══ MATERIAL SHOWN

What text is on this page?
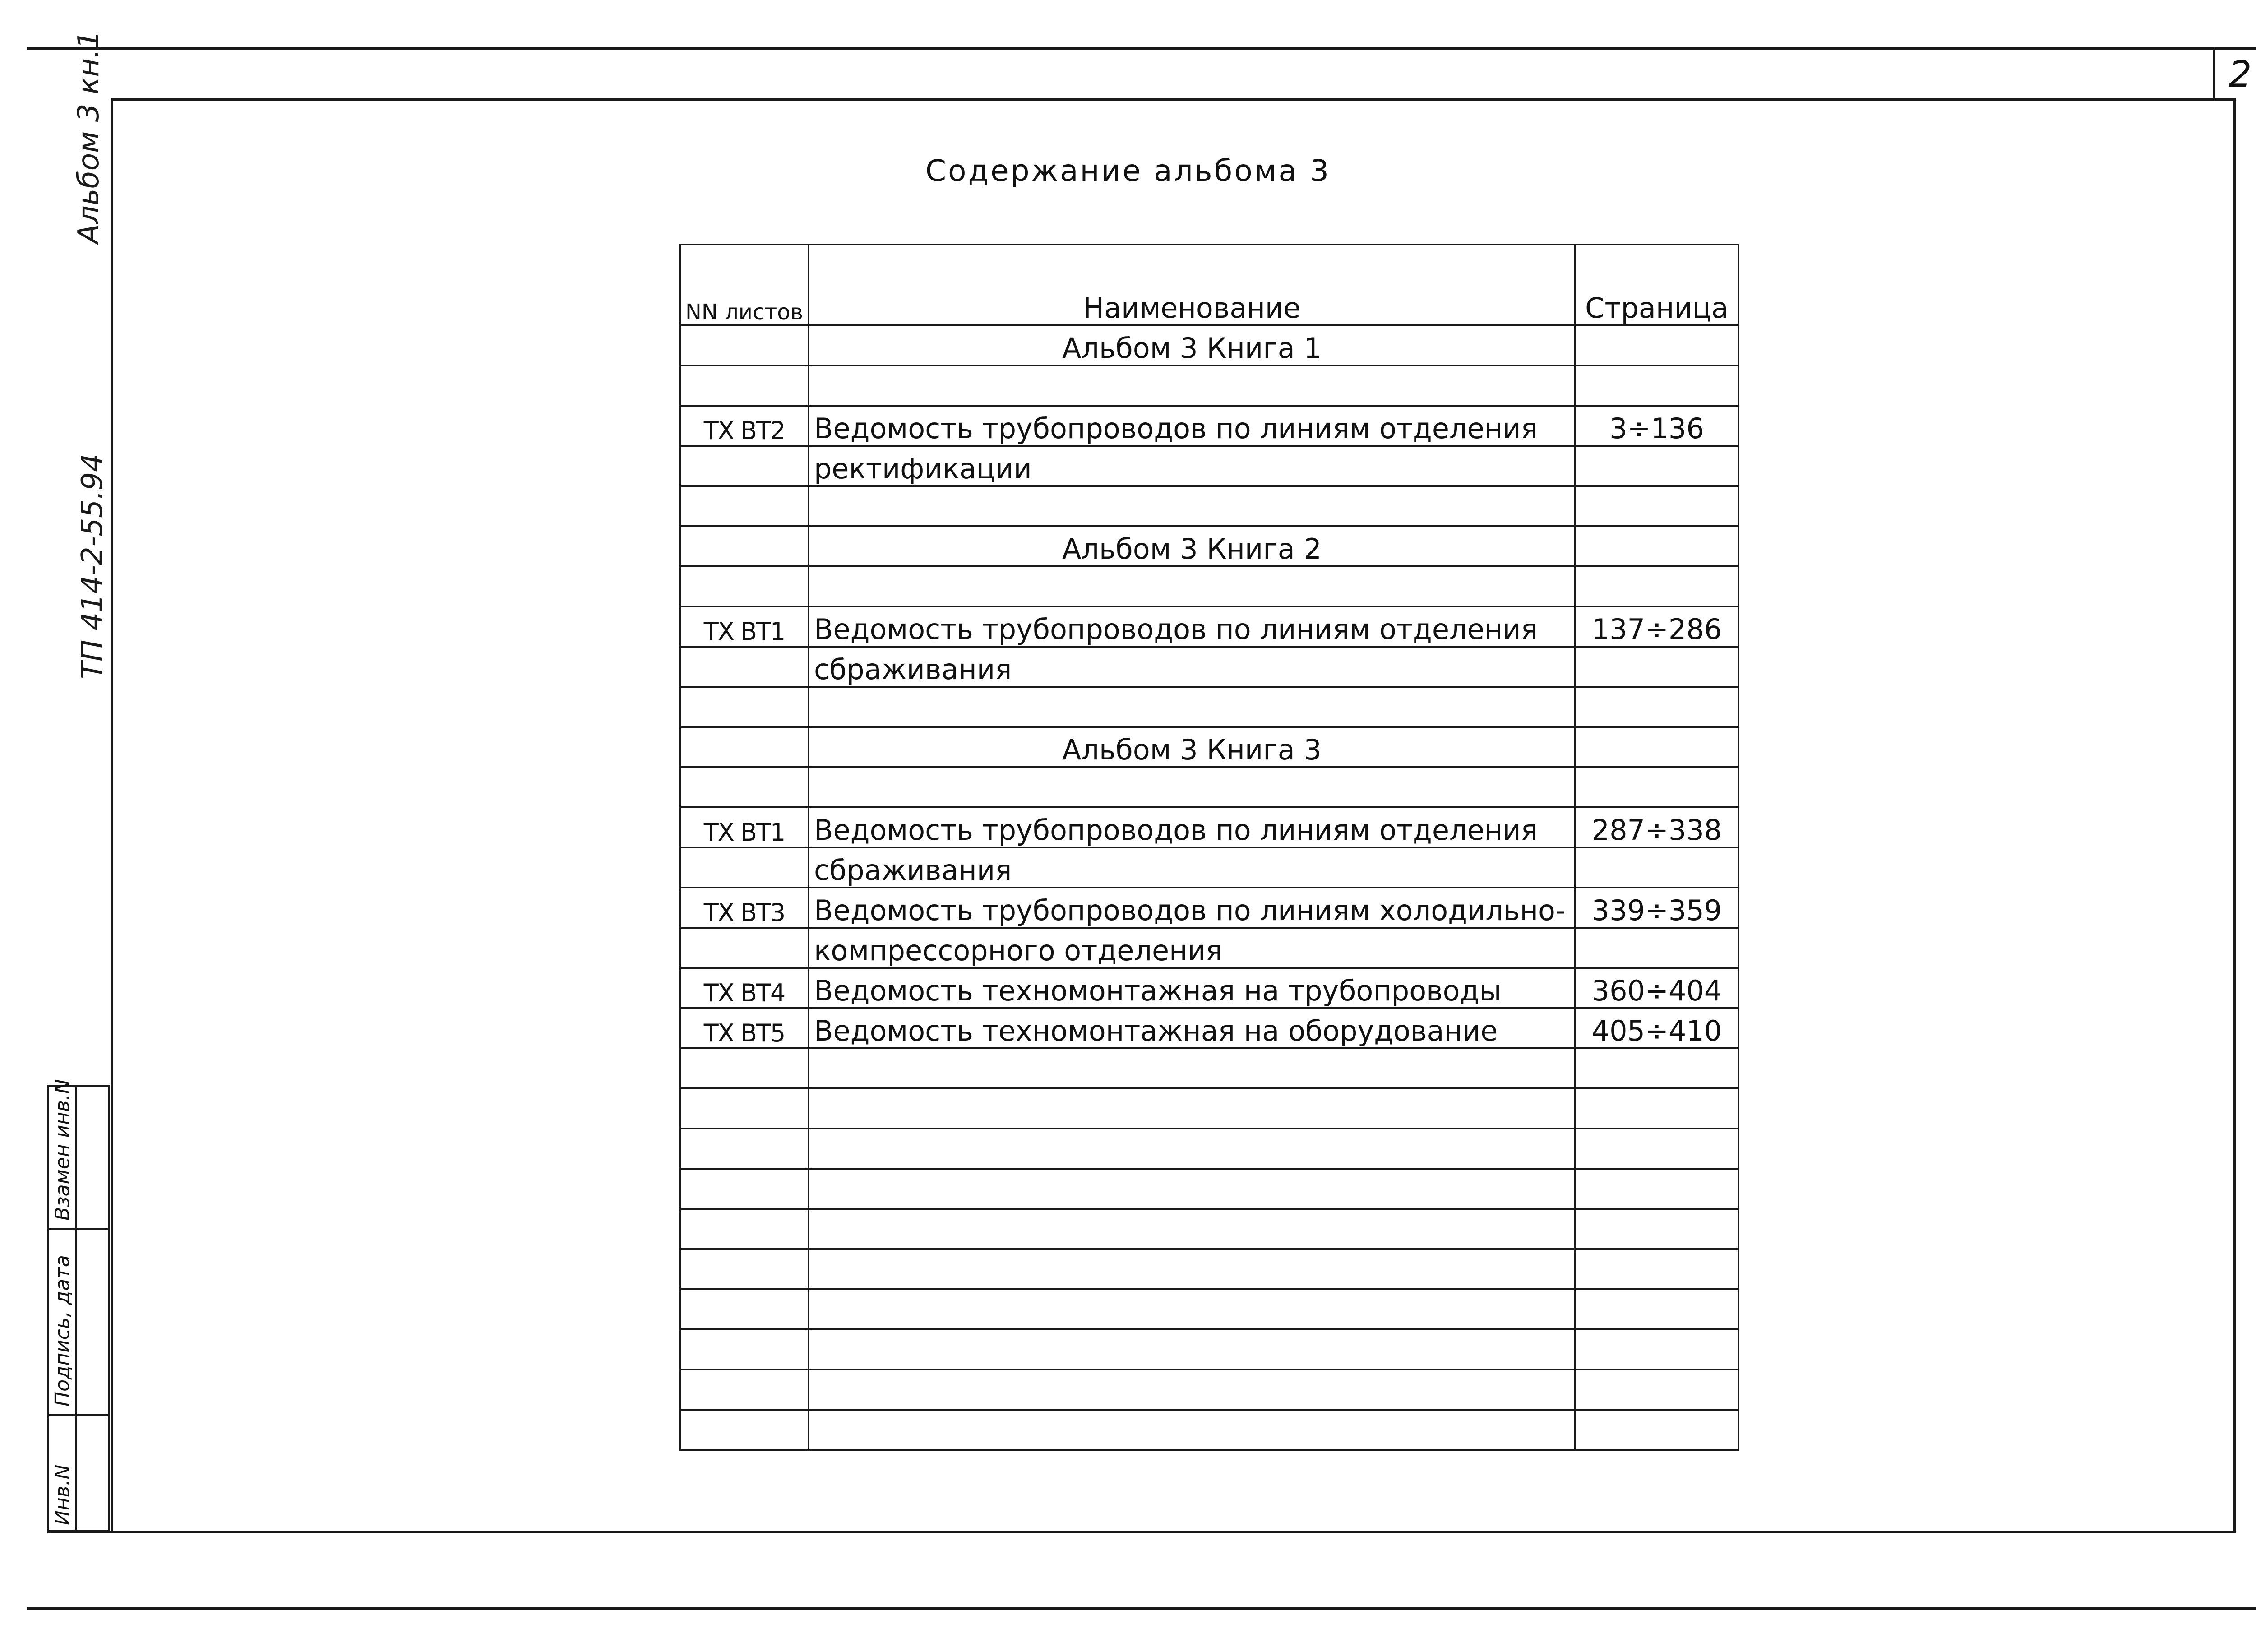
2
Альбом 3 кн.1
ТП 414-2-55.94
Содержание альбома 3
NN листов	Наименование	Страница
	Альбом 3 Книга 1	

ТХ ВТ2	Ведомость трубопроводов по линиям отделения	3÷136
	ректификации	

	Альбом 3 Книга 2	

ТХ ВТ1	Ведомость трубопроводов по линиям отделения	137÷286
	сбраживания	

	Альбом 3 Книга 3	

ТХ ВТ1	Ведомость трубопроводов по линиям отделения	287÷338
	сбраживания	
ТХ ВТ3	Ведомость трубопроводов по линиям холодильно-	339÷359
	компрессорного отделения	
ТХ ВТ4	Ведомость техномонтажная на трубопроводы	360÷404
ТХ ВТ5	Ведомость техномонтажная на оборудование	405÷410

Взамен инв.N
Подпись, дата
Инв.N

════

[DESCRIPTION OF THE TASK] Copy the data exactly. Any picture it contains is to be omitted.

[FINAL ANSWER]
What text is on this page?
2
Альбом 3 кн.1
ТП 414-2-55.94
Содержание альбома 3
NN листов	Наименование	Страница
	Альбом 3 Книга 1	

ТХ ВТ2	Ведомость трубопроводов по линиям отделения	3÷136
	ректификации	

	Альбом 3 Книга 2	

ТХ ВТ1	Ведомость трубопроводов по линиям отделения	137÷286
	сбраживания	

	Альбом 3 Книга 3	

ТХ ВТ1	Ведомость трубопроводов по линиям отделения	287÷338
	сбраживания	
ТХ ВТ3	Ведомость трубопроводов по линиям холодильно-	339÷359
	компрессорного отделения	
ТХ ВТ4	Ведомость техномонтажная на трубопроводы	360÷404
ТХ ВТ5	Ведомость техномонтажная на оборудование	405÷410

Взамен инв.N
Подпись, дата
Инв.N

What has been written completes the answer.